== THE DATA

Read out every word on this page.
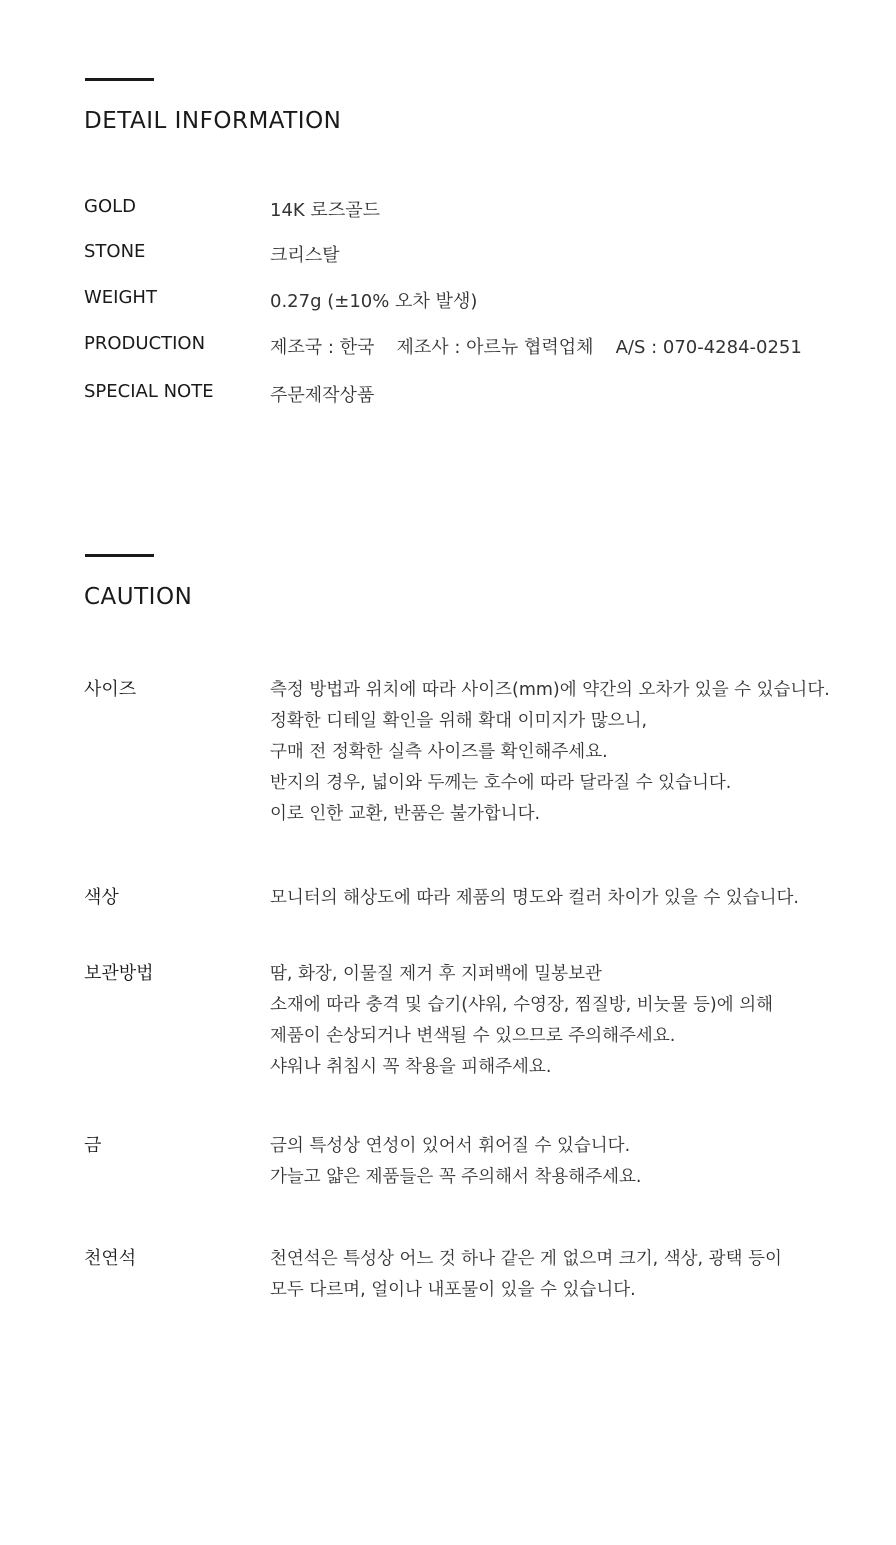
DETAIL INFORMATION
GOLD	14K 로즈골드
STONE	크리스탈
WEIGHT	0.27g (±10% 오차 발생)
PRODUCTION	제조국 : 한국 제조사 : 아르뉴 협력업체 A/S : 070-4284-0251
SPECIAL NOTE	주문제작상품
CAUTION
사이즈	측정 방법과 위치에 따라 사이즈(mm)에 약간의 오차가 있을 수 있습니다.
정확한 디테일 확인을 위해 확대 이미지가 많으니,
구매 전 정확한 실측 사이즈를 확인해주세요.
반지의 경우, 넓이와 두께는 호수에 따라 달라질 수 있습니다.
이로 인한 교환, 반품은 불가합니다.
색상	모니터의 해상도에 따라 제품의 명도와 컬러 차이가 있을 수 있습니다.
보관방법	땀, 화장, 이물질 제거 후 지퍼백에 밀봉보관
소재에 따라 충격 및 습기(샤워, 수영장, 찜질방, 비눗물 등)에 의해
제품이 손상되거나 변색될 수 있으므로 주의해주세요.
샤워나 취침시 꼭 착용을 피해주세요.
금	금의 특성상 연성이 있어서 휘어질 수 있습니다.
가늘고 얇은 제품들은 꼭 주의해서 착용해주세요.
천연석	천연석은 특성상 어느 것 하나 같은 게 없으며 크기, 색상, 광택 등이
모두 다르며, 얼이나 내포물이 있을 수 있습니다.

====

#### TASK BRIEF:
Locate the word "있습니다" in the records and collect each line it appears in.

#### TASK RESULT:
사이즈	측정 방법과 위치에 따라 사이즈(mm)에 약간의 오차가 있을 수 있습니다.
반지의 경우, 넓이와 두께는 호수에 따라 달라질 수 있습니다.
색상	모니터의 해상도에 따라 제품의 명도와 컬러 차이가 있을 수 있습니다.
금	금의 특성상 연성이 있어서 휘어질 수 있습니다.
모두 다르며, 얼이나 내포물이 있을 수 있습니다.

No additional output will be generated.